*Written exercise*: Set down exactly, and only, the lines from the one with "Transcribe this image's" to the final line of the entries, both included.

(Rows from a dataset)
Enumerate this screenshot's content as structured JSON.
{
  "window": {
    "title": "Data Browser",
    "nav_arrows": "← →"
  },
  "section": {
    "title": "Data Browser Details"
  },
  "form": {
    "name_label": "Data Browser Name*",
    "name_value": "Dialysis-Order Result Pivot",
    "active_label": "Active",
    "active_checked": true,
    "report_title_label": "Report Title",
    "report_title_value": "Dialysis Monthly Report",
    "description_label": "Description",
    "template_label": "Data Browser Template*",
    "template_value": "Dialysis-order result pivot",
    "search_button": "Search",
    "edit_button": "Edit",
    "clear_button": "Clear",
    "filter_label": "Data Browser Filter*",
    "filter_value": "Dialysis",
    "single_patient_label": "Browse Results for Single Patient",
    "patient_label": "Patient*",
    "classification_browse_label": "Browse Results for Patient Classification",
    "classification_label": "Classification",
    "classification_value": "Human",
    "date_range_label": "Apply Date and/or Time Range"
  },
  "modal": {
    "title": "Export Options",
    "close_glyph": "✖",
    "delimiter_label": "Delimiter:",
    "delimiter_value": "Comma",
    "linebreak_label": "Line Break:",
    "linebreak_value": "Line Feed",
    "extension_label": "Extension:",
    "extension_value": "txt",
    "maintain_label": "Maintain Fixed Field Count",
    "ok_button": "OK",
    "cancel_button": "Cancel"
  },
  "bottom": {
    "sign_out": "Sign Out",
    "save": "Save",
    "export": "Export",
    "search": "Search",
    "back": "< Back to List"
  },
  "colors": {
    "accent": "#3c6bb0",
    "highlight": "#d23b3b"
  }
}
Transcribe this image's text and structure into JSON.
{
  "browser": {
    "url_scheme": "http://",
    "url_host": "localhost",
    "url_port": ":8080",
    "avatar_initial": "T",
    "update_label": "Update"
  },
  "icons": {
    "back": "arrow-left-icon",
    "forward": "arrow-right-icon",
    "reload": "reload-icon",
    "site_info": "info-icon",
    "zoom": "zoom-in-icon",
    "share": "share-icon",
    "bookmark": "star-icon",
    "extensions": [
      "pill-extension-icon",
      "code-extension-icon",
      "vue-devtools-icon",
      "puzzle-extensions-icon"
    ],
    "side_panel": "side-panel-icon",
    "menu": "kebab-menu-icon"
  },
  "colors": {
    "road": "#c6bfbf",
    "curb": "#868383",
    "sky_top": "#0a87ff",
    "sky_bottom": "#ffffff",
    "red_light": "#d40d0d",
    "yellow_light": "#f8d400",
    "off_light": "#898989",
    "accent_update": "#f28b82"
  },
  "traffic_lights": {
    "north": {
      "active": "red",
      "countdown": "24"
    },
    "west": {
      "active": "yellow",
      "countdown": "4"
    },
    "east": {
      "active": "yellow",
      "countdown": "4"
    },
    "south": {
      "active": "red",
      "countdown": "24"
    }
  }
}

*Worked solution*:
Transcribe this image's text and structure into JSON.
{
  "browser": {
    "url_scheme": "http://",
    "url_host": "localhost",
    "url_port": ":8080",
    "avatar_initial": "T",
    "update_label": "Update"
  },
  "icons": {
    "back": "arrow-left-icon",
    "forward": "arrow-right-icon",
    "reload": "reload-icon",
    "site_info": "info-icon",
    "zoom": "zoom-in-icon",
    "share": "share-icon",
    "bookmark": "star-icon",
    "extensions": [
      "pill-extension-icon",
      "code-extension-icon",
      "vue-devtools-icon",
      "puzzle-extensions-icon"
    ],
    "side_panel": "side-panel-icon",
    "menu": "kebab-menu-icon"
  },
  "colors": {
    "road": "#c6bfbf",
    "curb": "#868383",
    "sky_top": "#0a87ff",
    "sky_bottom": "#ffffff",
    "red_light": "#d40d0d",
    "yellow_light": "#f8d400",
    "off_light": "#898989",
    "accent_update": "#f28b82"
  },
  "traffic_lights": {
    "north": {
      "active": "red",
      "countdown": "24"
    },
    "west": {
      "active": "yellow",
      "countdown": "4"
    },
    "east": {
      "active": "yellow",
      "countdown": "4"
    },
    "south": {
      "active": "red",
      "countdown": "24"
    }
  }
}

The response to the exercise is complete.